--- Exercise brief ---
In the records, take everything from the line containing "professional-card-description: Devenez acteurs" down to the line containing "hero-title-prefix: partout, (373, 215, 435, 232)" and swap "compte pro" for "compte professionnel" wherever it occurs. Return only those lines, with nothing else changed.

--- Records excerpted from a collection ---
####################
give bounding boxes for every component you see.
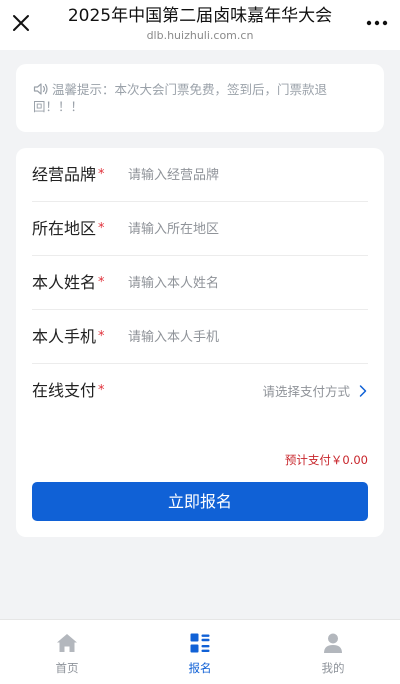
region-input[interactable]: [128, 216, 358, 242]
field-label: 本人手机: [32, 327, 97, 346]
speaker-icon: [33, 83, 48, 95]
page-domain: dlb.huizhuli.com.cn: [146, 29, 254, 42]
registration-form: 经营品牌 * 所在地区 * 本人姓名 * 本人手机 * 在线支付 * 请选择支付…: [16, 148, 384, 537]
notice-text: 温馨提示：本次大会门票免费，签到后，门票款退回！！！: [33, 82, 328, 114]
required-mark: *: [98, 383, 105, 398]
required-mark: *: [98, 221, 105, 236]
top-bar: 2025年中国第二届卤味嘉年华大会 dlb.huizhuli.com.cn: [0, 0, 400, 50]
tab-register[interactable]: 报名: [133, 620, 267, 684]
tab-label: 报名: [188, 661, 212, 675]
grid-list-icon: [190, 633, 210, 653]
register-button[interactable]: 立即报名: [32, 482, 368, 521]
tab-label: 我的: [321, 661, 345, 675]
required-mark: *: [98, 275, 105, 290]
estimated-total: 预计支付￥0.00: [284, 453, 368, 467]
user-icon: [324, 633, 342, 653]
field-phone: 本人手机 *: [32, 310, 368, 364]
close-icon[interactable]: [8, 10, 34, 36]
required-mark: *: [98, 329, 105, 344]
chevron-right-icon: [359, 385, 367, 397]
payment-method-select[interactable]: 在线支付 * 请选择支付方式: [32, 364, 368, 418]
more-icon[interactable]: [364, 12, 390, 34]
field-brand: 经营品牌 *: [32, 148, 368, 202]
field-label: 本人姓名: [32, 273, 97, 292]
name-input[interactable]: [128, 270, 358, 296]
field-name: 本人姓名 *: [32, 256, 368, 310]
tab-profile[interactable]: 我的: [266, 620, 400, 684]
brand-input[interactable]: [128, 162, 358, 188]
page-title: 2025年中国第二届卤味嘉年华大会: [67, 6, 333, 26]
home-icon: [57, 634, 77, 652]
tab-bar: 首页 报名 我的: [0, 619, 400, 684]
field-label: 经营品牌: [32, 165, 97, 184]
tab-label: 首页: [55, 661, 79, 675]
tab-home[interactable]: 首页: [0, 620, 134, 684]
phone-input[interactable]: [128, 324, 358, 350]
field-label: 在线支付: [32, 381, 97, 400]
notice-card: 温馨提示：本次大会门票免费，签到后，门票款退回！！！: [16, 64, 384, 132]
field-label: 所在地区: [32, 219, 97, 238]
payment-placeholder: 请选择支付方式: [262, 384, 350, 399]
required-mark: *: [98, 167, 105, 182]
field-region: 所在地区 *: [32, 202, 368, 256]
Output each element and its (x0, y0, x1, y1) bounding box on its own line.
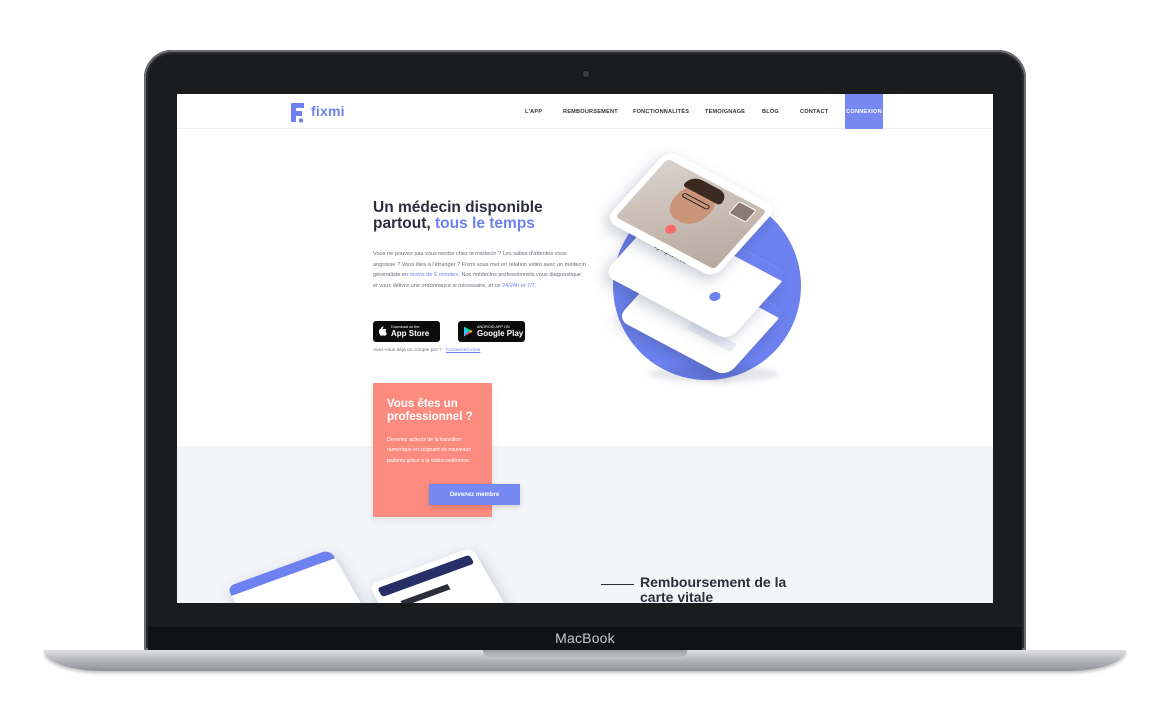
professional-card-description: Devenez acteurs de la transition numériq… (387, 437, 471, 464)
google-play-button[interactable]: ANDROID APP ON Google Play (458, 321, 525, 342)
login-prompt: Avez-vous déjà un compte pro ? Connectez-… (373, 348, 480, 353)
phone-action-dot (707, 290, 723, 303)
connexion-button[interactable]: CONNEXION (845, 94, 883, 129)
logo-text[interactable]: fixmi (311, 103, 345, 119)
hero-description: Vous ne pouvez pas vous rendre chez le m… (373, 249, 587, 291)
laptop-notch (483, 650, 687, 659)
section2-title: Remboursement de la carte vitale (640, 574, 787, 604)
login-question: Avez-vous déjà un compte pro ? (373, 348, 442, 353)
nav-item-fonctionnalites[interactable]: FONCTIONNALITÉS (633, 109, 689, 115)
laptop-mockup: MacBook fixmi L'APP REMBOURSEMENT FONCTI… (0, 0, 1170, 720)
webcam (583, 71, 589, 77)
hero-title: Un médecin disponible partout, tous le t… (373, 200, 573, 232)
hero-title-prefix: partout, (373, 215, 435, 232)
top-navigation: fixmi L'APP REMBOURSEMENT FONCTIONNALITÉ… (177, 94, 993, 129)
hero-desc-part3: . (534, 282, 537, 289)
hero-title-accent: tous le temps (435, 215, 535, 232)
apple-icon (378, 326, 387, 336)
google-play-text: ANDROID APP ON Google Play (477, 325, 523, 338)
google-play-icon (464, 326, 473, 337)
device-brand-label: MacBook (555, 630, 615, 646)
nav-item-temoignage[interactable]: TEMOIGNAGE (705, 109, 745, 115)
nav-item-app[interactable]: L'APP (525, 109, 542, 115)
fixmi-logo-icon[interactable] (289, 100, 307, 124)
nav-item-contact[interactable]: CONTACT (800, 109, 828, 115)
app-store-big-text: App Store (391, 329, 430, 338)
hero-desc-highlight-time: moins de 5 minutes (409, 272, 459, 279)
login-link[interactable]: Connectez-vous (446, 348, 481, 353)
website-screen: fixmi L'APP REMBOURSEMENT FONCTIONNALITÉ… (177, 94, 993, 603)
hero-desc-highlight-availability: 24/24h et 7/7 (502, 282, 535, 289)
professional-card-title: Vous êtes un professionnel ? (387, 398, 473, 423)
app-store-text: Download on the App Store (391, 325, 429, 338)
become-member-button[interactable]: Devenez membre (429, 484, 520, 505)
section2-divider (601, 584, 634, 585)
hero-title-line1: Un médecin disponible (373, 199, 543, 216)
google-play-big-text: Google Play (477, 329, 524, 338)
app-store-button[interactable]: Download on the App Store (373, 321, 440, 342)
nav-item-blog[interactable]: BLOG (762, 109, 779, 115)
nav-item-remboursement[interactable]: REMBOURSEMENT (563, 109, 618, 115)
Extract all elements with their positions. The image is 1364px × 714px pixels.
####################
--- Solved exercise ---
professional-card-description: Devenez acteurs de la transition numériq… (387, 437, 471, 464)
google-play-button[interactable]: ANDROID APP ON Google Play (458, 321, 525, 342)
login-prompt: Avez-vous déjà un compte professionnel ? Connectez-… (373, 348, 480, 353)
phone-action-dot (707, 290, 723, 303)
connexion-button[interactable]: CONNEXION (845, 94, 883, 129)
logo-text[interactable]: fixmi (311, 103, 345, 119)
hero-description: Vous ne pouvez pas vous rendre chez le m… (373, 249, 587, 291)
laptop-notch (483, 650, 687, 659)
section2-title: Remboursement de la carte vitale (640, 574, 787, 604)
login-question: Avez-vous déjà un compte professionnel ? (373, 348, 442, 353)
nav-item-fonctionnalites[interactable]: FONCTIONNALITÉS (633, 109, 689, 115)
laptop-mockup: MacBook fixmi L'APP REMBOURSEMENT FONCTI… (0, 0, 1170, 720)
webcam (583, 71, 589, 77)
hero-title: Un médecin disponible partout, tous le t… (373, 200, 573, 232)
hero-title-prefix: partout, (373, 215, 435, 232)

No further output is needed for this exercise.